REQUIREMENT: Rewrite everything in the blog post below from "Just a super" down to "best I can.", changing "check-in post" to "status update".

EXTRACT TO READ:
Posted in Blogging, faith, family, Life, mindfulness, Musings, random

Tired

tired

Just a super quick check-in post to let my wordpress friends that I am doing okay, despite my silence these past few days.

Mother’s Day, my last post, was an emotional one for me. I spent a good chunk of the morning crying over years that I lost, and trauma I still carry in my heart. Most of the time, I don’t carry those things so close to the surface, but sometimes they emerge, and I deal with them as best I can.

This has not been the best week ever. I am dealing with some things that make me feel uncomfortable, angry, and scared. But I know that I am growing, because I grow the most when I feel the worst. I have every reason to believe that I will come through these current trials stronger than ever, but for now, I have to be okay with sitting with my discomfort. It’s just part of life. You can’t just stick your head in the sand forever, and ignore your problems- that’s the way they grow bigger! I am still learning, and even though this is a lesson I have learned before, I guess I didn’t learn it well enough because here it came again.

PROVIDED INFORMATION:
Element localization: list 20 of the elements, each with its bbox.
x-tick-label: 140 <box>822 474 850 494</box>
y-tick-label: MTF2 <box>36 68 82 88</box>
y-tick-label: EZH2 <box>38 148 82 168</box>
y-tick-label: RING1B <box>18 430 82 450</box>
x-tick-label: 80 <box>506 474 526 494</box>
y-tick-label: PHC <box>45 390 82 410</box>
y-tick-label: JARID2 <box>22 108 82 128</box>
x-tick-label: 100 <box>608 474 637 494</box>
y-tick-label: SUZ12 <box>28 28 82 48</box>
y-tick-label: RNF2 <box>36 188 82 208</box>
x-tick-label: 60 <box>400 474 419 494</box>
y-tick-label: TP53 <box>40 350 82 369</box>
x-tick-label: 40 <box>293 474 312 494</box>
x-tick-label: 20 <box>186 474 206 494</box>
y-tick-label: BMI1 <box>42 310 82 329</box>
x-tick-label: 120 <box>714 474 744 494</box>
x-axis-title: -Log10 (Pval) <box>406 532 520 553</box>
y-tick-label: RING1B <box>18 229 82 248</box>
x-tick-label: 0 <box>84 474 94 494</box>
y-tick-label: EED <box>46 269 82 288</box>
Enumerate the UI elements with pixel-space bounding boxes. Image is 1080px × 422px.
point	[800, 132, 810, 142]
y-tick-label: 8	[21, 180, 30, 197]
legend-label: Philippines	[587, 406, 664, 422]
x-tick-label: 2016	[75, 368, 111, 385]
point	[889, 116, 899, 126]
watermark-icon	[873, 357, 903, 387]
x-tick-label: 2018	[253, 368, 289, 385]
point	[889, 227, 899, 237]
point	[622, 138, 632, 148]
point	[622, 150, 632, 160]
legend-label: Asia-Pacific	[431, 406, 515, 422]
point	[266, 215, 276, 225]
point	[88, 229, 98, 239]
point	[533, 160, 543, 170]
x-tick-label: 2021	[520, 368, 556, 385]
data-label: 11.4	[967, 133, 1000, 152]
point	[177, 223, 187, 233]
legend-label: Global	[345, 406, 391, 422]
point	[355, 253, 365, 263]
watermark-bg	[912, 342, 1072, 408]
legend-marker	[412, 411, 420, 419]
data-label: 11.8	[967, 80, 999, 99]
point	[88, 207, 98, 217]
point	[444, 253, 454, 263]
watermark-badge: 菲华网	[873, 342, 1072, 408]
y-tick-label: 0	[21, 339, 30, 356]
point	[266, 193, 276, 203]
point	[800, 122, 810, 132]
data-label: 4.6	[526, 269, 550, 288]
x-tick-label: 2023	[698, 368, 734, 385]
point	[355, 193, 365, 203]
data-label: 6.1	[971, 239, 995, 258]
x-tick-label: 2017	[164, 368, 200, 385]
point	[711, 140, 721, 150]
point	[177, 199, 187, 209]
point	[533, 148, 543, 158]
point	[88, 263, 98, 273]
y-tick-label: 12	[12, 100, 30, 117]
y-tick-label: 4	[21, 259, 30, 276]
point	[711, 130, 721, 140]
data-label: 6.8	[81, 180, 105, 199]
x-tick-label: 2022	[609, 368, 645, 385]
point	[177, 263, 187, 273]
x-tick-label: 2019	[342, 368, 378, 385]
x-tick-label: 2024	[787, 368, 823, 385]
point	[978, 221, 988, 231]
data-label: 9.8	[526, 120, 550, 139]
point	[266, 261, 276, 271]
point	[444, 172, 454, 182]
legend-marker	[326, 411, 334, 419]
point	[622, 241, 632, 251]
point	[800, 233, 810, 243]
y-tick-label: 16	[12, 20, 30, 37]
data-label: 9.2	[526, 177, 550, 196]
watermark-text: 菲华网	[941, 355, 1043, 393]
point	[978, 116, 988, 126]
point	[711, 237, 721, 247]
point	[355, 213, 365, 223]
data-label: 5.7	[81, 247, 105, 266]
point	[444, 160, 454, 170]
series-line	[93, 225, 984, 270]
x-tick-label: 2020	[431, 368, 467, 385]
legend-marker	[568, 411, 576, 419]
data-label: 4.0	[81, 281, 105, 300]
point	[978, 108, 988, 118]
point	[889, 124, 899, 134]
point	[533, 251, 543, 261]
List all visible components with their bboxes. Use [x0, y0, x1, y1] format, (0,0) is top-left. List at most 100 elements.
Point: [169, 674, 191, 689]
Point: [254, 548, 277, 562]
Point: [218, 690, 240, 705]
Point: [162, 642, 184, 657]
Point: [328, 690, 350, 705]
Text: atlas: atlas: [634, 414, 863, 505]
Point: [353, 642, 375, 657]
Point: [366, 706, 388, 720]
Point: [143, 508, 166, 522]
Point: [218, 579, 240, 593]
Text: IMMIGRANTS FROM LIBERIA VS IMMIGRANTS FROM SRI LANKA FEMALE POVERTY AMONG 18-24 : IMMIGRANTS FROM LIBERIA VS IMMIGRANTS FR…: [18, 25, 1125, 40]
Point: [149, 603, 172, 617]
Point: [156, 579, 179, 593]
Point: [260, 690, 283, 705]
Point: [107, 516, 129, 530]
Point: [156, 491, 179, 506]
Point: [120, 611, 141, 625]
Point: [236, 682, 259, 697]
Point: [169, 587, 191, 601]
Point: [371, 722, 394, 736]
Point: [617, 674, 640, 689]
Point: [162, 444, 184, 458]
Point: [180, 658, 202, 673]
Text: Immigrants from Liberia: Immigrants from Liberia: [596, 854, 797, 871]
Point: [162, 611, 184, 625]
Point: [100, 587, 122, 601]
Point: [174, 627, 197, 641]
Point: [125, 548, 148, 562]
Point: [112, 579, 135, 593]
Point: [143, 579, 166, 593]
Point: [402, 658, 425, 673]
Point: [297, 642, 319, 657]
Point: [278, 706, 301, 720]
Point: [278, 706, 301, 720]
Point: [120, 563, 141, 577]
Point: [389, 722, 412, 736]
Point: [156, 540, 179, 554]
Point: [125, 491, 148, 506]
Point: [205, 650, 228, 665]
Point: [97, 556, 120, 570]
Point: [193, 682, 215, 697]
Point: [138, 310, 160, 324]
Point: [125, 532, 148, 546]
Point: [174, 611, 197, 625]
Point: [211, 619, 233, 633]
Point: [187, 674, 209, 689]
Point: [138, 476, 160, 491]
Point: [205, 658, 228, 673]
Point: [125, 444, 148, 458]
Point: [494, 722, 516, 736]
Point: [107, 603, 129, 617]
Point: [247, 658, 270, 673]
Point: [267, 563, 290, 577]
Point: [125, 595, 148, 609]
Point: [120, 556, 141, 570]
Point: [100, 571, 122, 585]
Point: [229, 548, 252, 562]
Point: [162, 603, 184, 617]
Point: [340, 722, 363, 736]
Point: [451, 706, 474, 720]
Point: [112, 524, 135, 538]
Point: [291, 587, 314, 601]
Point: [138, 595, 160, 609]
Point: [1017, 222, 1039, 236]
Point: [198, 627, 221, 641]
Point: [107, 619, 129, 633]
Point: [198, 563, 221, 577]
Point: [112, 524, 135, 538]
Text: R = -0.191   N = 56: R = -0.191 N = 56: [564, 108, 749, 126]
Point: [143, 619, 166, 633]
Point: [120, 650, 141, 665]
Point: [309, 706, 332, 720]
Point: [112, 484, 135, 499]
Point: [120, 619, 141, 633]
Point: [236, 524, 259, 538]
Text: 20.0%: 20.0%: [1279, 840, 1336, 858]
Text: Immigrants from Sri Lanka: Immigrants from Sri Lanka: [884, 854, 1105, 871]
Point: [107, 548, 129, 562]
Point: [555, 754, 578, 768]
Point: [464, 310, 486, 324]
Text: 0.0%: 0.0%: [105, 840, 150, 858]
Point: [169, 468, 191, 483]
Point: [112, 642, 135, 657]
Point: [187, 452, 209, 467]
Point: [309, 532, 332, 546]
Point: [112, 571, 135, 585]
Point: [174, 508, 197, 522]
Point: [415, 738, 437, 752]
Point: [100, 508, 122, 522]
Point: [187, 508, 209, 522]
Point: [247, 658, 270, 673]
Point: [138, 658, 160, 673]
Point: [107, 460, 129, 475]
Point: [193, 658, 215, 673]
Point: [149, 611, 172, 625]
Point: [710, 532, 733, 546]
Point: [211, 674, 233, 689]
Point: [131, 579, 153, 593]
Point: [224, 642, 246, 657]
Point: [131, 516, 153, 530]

WRITTEN ANSWER:
Just a super quick status update to let my wordpress friends that I am doing okay, despite my silence these past few days.

Mother’s Day, my last post, was an emotional one for me. I spent a good chunk of the morning crying over years that I lost, and trauma I still carry in my heart. Most of the time, I don’t carry those things so close to the surface, but sometimes they emerge, and I deal with them as best I can.